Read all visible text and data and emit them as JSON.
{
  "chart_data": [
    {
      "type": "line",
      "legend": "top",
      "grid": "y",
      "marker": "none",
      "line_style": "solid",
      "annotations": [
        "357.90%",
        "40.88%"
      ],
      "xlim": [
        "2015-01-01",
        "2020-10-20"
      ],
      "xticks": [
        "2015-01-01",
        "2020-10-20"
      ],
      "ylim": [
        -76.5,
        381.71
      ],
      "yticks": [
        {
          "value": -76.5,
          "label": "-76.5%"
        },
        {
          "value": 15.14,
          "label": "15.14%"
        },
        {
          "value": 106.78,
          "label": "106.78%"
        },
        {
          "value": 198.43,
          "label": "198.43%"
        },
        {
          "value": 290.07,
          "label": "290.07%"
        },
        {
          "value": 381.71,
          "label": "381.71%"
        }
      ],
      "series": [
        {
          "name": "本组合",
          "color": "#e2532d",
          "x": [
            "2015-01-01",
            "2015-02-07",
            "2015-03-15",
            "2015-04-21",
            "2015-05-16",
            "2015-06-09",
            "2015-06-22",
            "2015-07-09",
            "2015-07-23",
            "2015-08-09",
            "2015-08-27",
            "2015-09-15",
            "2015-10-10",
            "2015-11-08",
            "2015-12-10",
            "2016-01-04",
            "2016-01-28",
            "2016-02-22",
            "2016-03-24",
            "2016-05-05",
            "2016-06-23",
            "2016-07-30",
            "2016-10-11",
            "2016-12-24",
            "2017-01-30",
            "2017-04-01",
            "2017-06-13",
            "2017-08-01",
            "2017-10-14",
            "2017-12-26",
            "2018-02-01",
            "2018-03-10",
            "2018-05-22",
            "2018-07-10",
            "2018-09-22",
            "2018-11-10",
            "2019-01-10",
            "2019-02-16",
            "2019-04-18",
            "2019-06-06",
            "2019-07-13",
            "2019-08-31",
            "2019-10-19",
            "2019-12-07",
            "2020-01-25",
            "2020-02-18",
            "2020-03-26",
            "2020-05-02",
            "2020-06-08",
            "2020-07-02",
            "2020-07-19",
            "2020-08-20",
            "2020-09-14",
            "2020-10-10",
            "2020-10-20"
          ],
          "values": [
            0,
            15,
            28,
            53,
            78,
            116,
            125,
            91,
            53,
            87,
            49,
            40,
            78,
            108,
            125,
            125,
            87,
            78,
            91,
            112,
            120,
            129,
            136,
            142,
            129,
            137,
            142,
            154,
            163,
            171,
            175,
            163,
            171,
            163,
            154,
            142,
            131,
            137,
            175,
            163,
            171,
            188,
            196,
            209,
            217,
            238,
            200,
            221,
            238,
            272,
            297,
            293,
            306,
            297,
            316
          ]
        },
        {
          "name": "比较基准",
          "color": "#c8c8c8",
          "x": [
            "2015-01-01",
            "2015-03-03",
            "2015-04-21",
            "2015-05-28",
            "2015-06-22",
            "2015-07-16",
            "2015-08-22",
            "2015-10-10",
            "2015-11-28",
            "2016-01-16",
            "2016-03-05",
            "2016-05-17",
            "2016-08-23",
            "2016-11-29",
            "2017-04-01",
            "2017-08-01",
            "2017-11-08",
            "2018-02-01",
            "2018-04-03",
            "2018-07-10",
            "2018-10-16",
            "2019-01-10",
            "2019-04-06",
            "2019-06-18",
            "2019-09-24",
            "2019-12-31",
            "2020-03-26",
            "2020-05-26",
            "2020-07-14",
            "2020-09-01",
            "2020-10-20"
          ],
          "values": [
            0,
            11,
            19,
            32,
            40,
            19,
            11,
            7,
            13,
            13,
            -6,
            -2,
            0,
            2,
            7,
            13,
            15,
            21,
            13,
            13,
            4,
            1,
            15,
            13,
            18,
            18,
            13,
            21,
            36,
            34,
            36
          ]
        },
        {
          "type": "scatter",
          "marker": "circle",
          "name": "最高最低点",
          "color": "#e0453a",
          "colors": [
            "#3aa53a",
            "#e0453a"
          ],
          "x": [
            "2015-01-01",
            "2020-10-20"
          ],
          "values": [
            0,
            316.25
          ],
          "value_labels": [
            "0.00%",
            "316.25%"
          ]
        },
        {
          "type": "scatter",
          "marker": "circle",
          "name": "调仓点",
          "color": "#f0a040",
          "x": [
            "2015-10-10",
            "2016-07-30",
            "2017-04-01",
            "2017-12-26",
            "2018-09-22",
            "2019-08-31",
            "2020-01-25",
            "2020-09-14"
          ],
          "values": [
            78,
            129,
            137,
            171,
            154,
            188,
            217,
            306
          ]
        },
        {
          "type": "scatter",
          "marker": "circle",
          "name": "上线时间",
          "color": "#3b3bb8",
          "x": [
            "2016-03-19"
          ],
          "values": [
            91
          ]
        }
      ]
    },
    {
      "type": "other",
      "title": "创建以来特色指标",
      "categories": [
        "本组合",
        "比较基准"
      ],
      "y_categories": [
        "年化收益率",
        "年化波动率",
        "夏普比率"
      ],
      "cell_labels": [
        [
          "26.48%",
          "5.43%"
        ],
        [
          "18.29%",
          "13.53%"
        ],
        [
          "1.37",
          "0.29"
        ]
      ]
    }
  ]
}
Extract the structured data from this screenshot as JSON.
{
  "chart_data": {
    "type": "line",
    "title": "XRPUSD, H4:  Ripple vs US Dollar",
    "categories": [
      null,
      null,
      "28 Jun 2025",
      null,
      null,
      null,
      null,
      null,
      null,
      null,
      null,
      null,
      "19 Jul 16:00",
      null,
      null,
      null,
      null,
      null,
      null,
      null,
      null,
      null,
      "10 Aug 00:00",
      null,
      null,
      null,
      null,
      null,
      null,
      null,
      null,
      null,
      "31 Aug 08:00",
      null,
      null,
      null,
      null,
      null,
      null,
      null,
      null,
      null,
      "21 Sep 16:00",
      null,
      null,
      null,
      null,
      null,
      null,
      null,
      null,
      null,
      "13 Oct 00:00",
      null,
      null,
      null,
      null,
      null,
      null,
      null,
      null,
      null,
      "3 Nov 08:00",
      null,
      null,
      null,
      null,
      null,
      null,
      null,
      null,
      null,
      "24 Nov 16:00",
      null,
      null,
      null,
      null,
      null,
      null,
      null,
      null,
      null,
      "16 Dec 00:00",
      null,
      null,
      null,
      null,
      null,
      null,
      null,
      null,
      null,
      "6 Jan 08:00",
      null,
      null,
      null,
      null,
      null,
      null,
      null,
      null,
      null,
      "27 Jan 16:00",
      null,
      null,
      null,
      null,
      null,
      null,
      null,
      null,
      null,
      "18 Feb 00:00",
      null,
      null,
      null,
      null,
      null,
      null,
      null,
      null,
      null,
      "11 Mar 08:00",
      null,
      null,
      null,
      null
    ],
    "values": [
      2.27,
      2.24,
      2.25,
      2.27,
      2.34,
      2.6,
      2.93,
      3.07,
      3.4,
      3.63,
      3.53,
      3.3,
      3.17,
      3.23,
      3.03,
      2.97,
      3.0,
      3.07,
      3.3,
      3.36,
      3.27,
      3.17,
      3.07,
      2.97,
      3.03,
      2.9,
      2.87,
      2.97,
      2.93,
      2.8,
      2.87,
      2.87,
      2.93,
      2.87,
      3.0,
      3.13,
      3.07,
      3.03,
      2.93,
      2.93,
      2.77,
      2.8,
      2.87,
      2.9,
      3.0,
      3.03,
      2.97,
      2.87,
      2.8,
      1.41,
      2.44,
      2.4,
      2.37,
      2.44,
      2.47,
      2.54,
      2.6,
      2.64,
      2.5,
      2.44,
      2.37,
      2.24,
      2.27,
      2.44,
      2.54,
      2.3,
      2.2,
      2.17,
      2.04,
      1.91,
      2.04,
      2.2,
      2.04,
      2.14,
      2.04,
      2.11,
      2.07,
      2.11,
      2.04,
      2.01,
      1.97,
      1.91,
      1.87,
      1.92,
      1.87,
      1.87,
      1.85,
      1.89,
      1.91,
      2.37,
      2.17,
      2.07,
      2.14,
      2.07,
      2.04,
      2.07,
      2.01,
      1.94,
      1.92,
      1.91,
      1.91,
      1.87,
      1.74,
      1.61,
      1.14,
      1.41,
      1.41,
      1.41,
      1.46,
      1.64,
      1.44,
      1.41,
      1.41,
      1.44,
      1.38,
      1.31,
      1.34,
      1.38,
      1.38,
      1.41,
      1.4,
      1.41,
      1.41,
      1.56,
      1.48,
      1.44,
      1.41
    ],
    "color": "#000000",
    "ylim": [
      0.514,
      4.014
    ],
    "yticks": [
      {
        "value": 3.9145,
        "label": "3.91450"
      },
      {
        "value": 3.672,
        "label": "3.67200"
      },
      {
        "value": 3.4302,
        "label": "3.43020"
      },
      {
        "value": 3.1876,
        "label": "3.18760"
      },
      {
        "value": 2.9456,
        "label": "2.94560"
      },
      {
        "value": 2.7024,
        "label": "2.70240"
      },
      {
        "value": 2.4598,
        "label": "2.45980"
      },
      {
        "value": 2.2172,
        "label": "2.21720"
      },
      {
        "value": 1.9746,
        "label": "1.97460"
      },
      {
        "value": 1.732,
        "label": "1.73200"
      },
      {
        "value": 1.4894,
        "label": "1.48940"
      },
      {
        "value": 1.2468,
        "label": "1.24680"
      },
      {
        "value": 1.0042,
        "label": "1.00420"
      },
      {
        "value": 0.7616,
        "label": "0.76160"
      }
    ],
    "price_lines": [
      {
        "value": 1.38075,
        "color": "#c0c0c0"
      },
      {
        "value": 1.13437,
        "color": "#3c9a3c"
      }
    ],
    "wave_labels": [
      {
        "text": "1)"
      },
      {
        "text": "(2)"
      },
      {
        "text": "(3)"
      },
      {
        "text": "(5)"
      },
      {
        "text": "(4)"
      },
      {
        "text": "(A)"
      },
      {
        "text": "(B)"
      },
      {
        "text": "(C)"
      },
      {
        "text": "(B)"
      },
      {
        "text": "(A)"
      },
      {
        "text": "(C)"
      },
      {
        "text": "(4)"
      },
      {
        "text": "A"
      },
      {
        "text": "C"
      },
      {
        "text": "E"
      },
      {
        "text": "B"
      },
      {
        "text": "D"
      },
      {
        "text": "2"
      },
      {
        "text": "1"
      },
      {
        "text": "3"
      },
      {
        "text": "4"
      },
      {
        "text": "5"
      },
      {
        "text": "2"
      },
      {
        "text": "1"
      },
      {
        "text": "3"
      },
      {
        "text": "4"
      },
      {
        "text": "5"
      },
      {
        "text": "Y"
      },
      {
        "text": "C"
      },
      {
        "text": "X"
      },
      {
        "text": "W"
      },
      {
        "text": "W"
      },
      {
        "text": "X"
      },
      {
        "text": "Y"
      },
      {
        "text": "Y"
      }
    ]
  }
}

________________________

> _GIVEN TASK_
Your task is to list each line of the records with the word "title".

> _TASK ANSWER_
      "title": "创建以来特色指标",
    "title": "XRPUSD, H4:  Ripple vs US Dollar",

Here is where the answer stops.